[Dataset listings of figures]
====
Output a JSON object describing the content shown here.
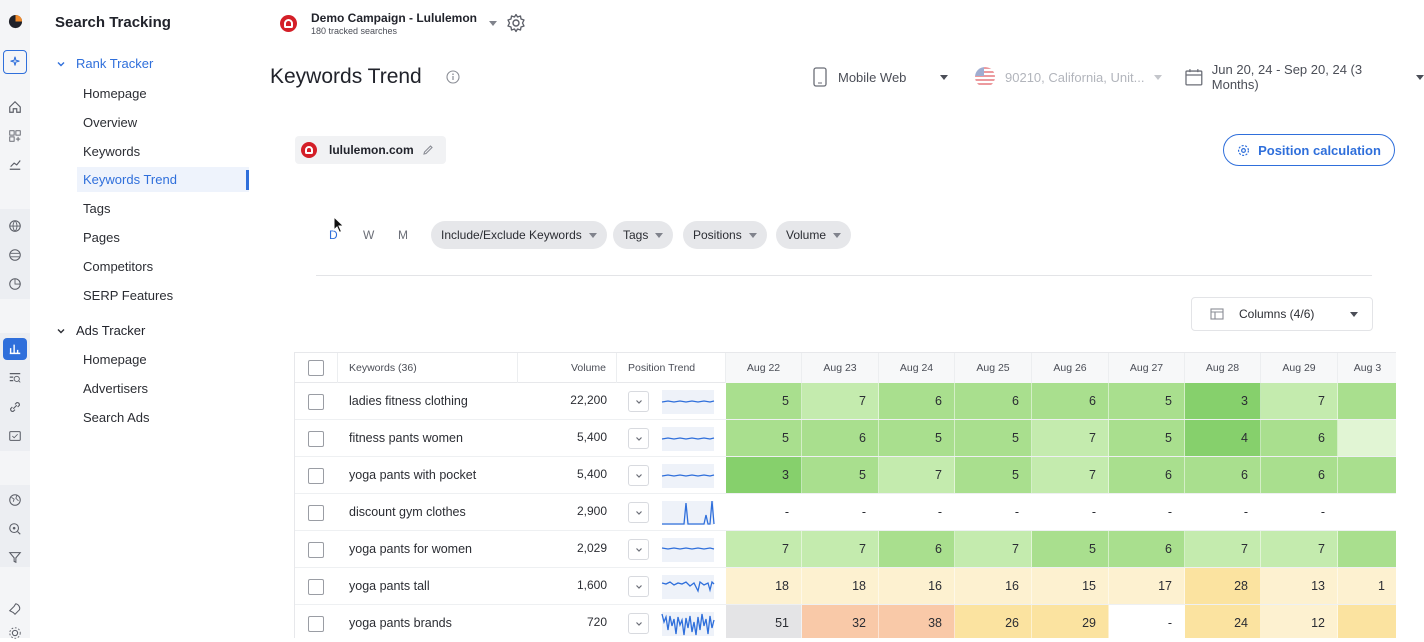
{
  "app": {
    "title": "Search Tracking"
  },
  "colors": {
    "accent": "#2f6fdb",
    "brand": "#d41f28"
  },
  "rail": {
    "icons": [
      "logo-icon",
      "sparkles-icon",
      "home-icon",
      "grid-icon",
      "chart-line-icon",
      "globe-icon",
      "globe-grid-icon",
      "pie-icon",
      "bar-chart-icon",
      "search-list-icon",
      "link-icon",
      "ads-icon",
      "globe-alt-icon",
      "search-target-icon",
      "filter-icon",
      "rocket-icon",
      "settings-icon"
    ]
  },
  "sidebar": {
    "sections": [
      {
        "label": "Rank Tracker",
        "items": [
          "Homepage",
          "Overview",
          "Keywords",
          "Keywords Trend",
          "Tags",
          "Pages",
          "Competitors",
          "SERP Features"
        ]
      },
      {
        "label": "Ads Tracker",
        "items": [
          "Homepage",
          "Advertisers",
          "Search Ads"
        ]
      }
    ],
    "active": "Keywords Trend"
  },
  "campaign": {
    "name": "Demo Campaign - Lululemon",
    "sub": "180 tracked searches"
  },
  "header": {
    "title": "Keywords Trend"
  },
  "filters": {
    "device": "Mobile Web",
    "location": "90210, California, Unit...",
    "date": "Jun 20, 24 - Sep 20, 24 (3 Months)"
  },
  "domain": {
    "label": "lululemon.com"
  },
  "position_calc": {
    "label": "Position calculation"
  },
  "granularity": {
    "options": [
      "D",
      "W",
      "M"
    ],
    "active": "D"
  },
  "pills": [
    "Include/Exclude Keywords",
    "Tags",
    "Positions",
    "Volume"
  ],
  "columns_btn": {
    "label": "Columns (4/6)"
  },
  "table": {
    "headers": {
      "keywords": "Keywords (36)",
      "volume": "Volume",
      "trend": "Position Trend"
    },
    "dates": [
      "Aug 22",
      "Aug 23",
      "Aug 24",
      "Aug 25",
      "Aug 26",
      "Aug 27",
      "Aug 28",
      "Aug 29",
      "Aug 3"
    ],
    "rows": [
      {
        "keyword": "ladies fitness clothing",
        "volume": "22,200",
        "positions": [
          "5",
          "7",
          "6",
          "6",
          "6",
          "5",
          "3",
          "7",
          ""
        ],
        "colors": [
          "#a9df8e",
          "#c4ebae",
          "#a9df8e",
          "#a9df8e",
          "#a9df8e",
          "#a9df8e",
          "#86d06c",
          "#c4ebae",
          "#a9df8e"
        ],
        "spark": "flat"
      },
      {
        "keyword": "fitness pants women",
        "volume": "5,400",
        "positions": [
          "5",
          "6",
          "5",
          "5",
          "7",
          "5",
          "4",
          "6",
          ""
        ],
        "colors": [
          "#a9df8e",
          "#a9df8e",
          "#a9df8e",
          "#a9df8e",
          "#c4ebae",
          "#a9df8e",
          "#86d06c",
          "#a9df8e",
          "#e1f5d4"
        ],
        "spark": "flat"
      },
      {
        "keyword": "yoga pants with pocket",
        "volume": "5,400",
        "positions": [
          "3",
          "5",
          "7",
          "5",
          "7",
          "6",
          "6",
          "6",
          ""
        ],
        "colors": [
          "#86d06c",
          "#a9df8e",
          "#c4ebae",
          "#a9df8e",
          "#c4ebae",
          "#a9df8e",
          "#a9df8e",
          "#a9df8e",
          "#a9df8e"
        ],
        "spark": "flat"
      },
      {
        "keyword": "discount gym clothes",
        "volume": "2,900",
        "positions": [
          "-",
          "-",
          "-",
          "-",
          "-",
          "-",
          "-",
          "-",
          ""
        ],
        "colors": [
          "#ffffff",
          "#ffffff",
          "#ffffff",
          "#ffffff",
          "#ffffff",
          "#ffffff",
          "#ffffff",
          "#ffffff",
          "#ffffff"
        ],
        "spark": "spike"
      },
      {
        "keyword": "yoga pants for women",
        "volume": "2,029",
        "positions": [
          "7",
          "7",
          "6",
          "7",
          "5",
          "6",
          "7",
          "7",
          ""
        ],
        "colors": [
          "#c4ebae",
          "#c4ebae",
          "#a9df8e",
          "#c4ebae",
          "#a9df8e",
          "#a9df8e",
          "#c4ebae",
          "#c4ebae",
          "#a9df8e"
        ],
        "spark": "flat2"
      },
      {
        "keyword": "yoga pants tall",
        "volume": "1,600",
        "positions": [
          "18",
          "18",
          "16",
          "16",
          "15",
          "17",
          "28",
          "13",
          "1"
        ],
        "colors": [
          "#fdf1d0",
          "#fdf1d0",
          "#fdf1d0",
          "#fdf1d0",
          "#fdf1d0",
          "#fdf1d0",
          "#fbe3a0",
          "#fdf1d0",
          "#fdf1d0"
        ],
        "spark": "noisy"
      },
      {
        "keyword": "yoga pants brands",
        "volume": "720",
        "positions": [
          "51",
          "32",
          "38",
          "26",
          "29",
          "-",
          "24",
          "12",
          ""
        ],
        "colors": [
          "#e4e4e6",
          "#f9c9a8",
          "#f9c9a8",
          "#fbe3a0",
          "#fbe3a0",
          "#ffffff",
          "#fbe3a0",
          "#fdf1d0",
          "#fbe3a0"
        ],
        "spark": "wild"
      }
    ]
  }
}
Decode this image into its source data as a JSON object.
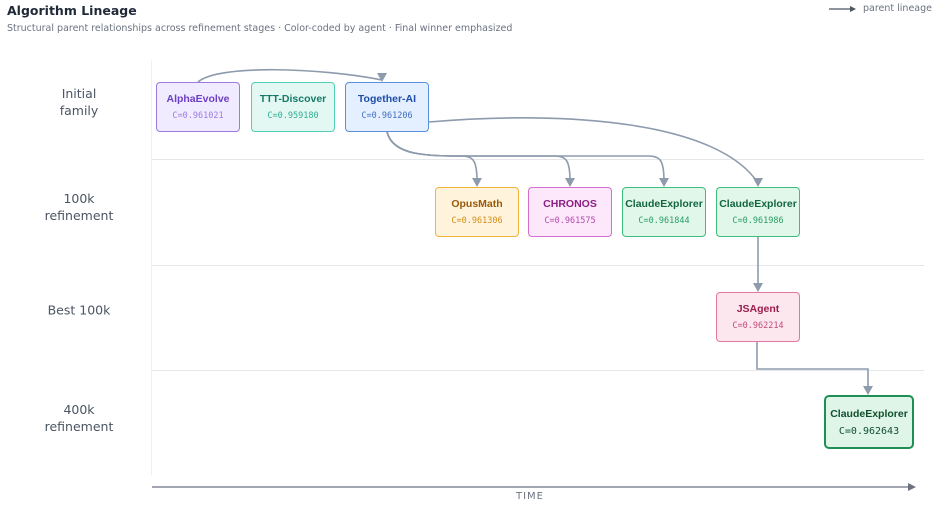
{
  "header": {
    "title": "Algorithm Lineage",
    "subtitle": "Structural parent relationships across refinement stages · Color-coded by agent · Final winner emphasized",
    "legend_label": "parent lineage"
  },
  "axis": {
    "label": "TIME"
  },
  "stages": [
    {
      "label": "Initial\nfamily"
    },
    {
      "label": "100k\nrefinement"
    },
    {
      "label": "Best 100k"
    },
    {
      "label": "400k\nrefinement"
    }
  ],
  "colors": {
    "edge": "#8e9bad",
    "lane": "#e5e7eb"
  },
  "nodes": [
    {
      "id": "alphaevolve",
      "name": "AlphaEvolve",
      "score": "C=0.961021",
      "stage": 0,
      "fill": "#f0ebff",
      "stroke": "#9b7be0",
      "text": "#6c3fc4",
      "score_color": "#9b7be0"
    },
    {
      "id": "ttt-discover",
      "name": "TTT-Discover",
      "score": "C=0.959180",
      "stage": 0,
      "fill": "#e3f8f3",
      "stroke": "#4fcfb3",
      "text": "#157a66",
      "score_color": "#2eae94"
    },
    {
      "id": "together-ai",
      "name": "Together-AI",
      "score": "C=0.961206",
      "stage": 0,
      "fill": "#e4efff",
      "stroke": "#5b8fe0",
      "text": "#1f4fa8",
      "score_color": "#3f6fbf"
    },
    {
      "id": "opusmath",
      "name": "OpusMath",
      "score": "C=0.961306",
      "stage": 1,
      "fill": "#fff3dc",
      "stroke": "#f0b33c",
      "text": "#9a5a0b",
      "score_color": "#d48d16"
    },
    {
      "id": "chronos",
      "name": "CHRONOS",
      "score": "C=0.961575",
      "stage": 1,
      "fill": "#fde8fb",
      "stroke": "#d46fcd",
      "text": "#8b1e83",
      "score_color": "#b44aac"
    },
    {
      "id": "claude-a",
      "name": "ClaudeExplorer",
      "score": "C=0.961844",
      "stage": 1,
      "fill": "#e0f7ea",
      "stroke": "#3cbf7a",
      "text": "#13663e",
      "score_color": "#2a9e62"
    },
    {
      "id": "claude-b",
      "name": "ClaudeExplorer",
      "score": "C=0.961986",
      "stage": 1,
      "fill": "#e0f7ea",
      "stroke": "#3cbf7a",
      "text": "#13663e",
      "score_color": "#2a9e62"
    },
    {
      "id": "jsagent",
      "name": "JSAgent",
      "score": "C=0.962214",
      "stage": 2,
      "fill": "#fde7ef",
      "stroke": "#e3779f",
      "text": "#9b1e4b",
      "score_color": "#c04a76"
    },
    {
      "id": "claude-win",
      "name": "ClaudeExplorer",
      "score": "C=0.962643",
      "stage": 3,
      "fill": "#dff5e7",
      "stroke": "#1f8f55",
      "text": "#0f4f2e",
      "score_color": "#0f4f2e",
      "winner": true
    }
  ],
  "edges": [
    {
      "from": "alphaevolve",
      "to": "together-ai"
    },
    {
      "from": "together-ai",
      "to": "opusmath"
    },
    {
      "from": "together-ai",
      "to": "chronos"
    },
    {
      "from": "together-ai",
      "to": "claude-a"
    },
    {
      "from": "together-ai",
      "to": "claude-b"
    },
    {
      "from": "claude-b",
      "to": "jsagent"
    },
    {
      "from": "jsagent",
      "to": "claude-win"
    }
  ]
}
====
> [Goal]
In the records above, how many lines hold the string "pants"? Reply with only the number.

> [Full answer]
5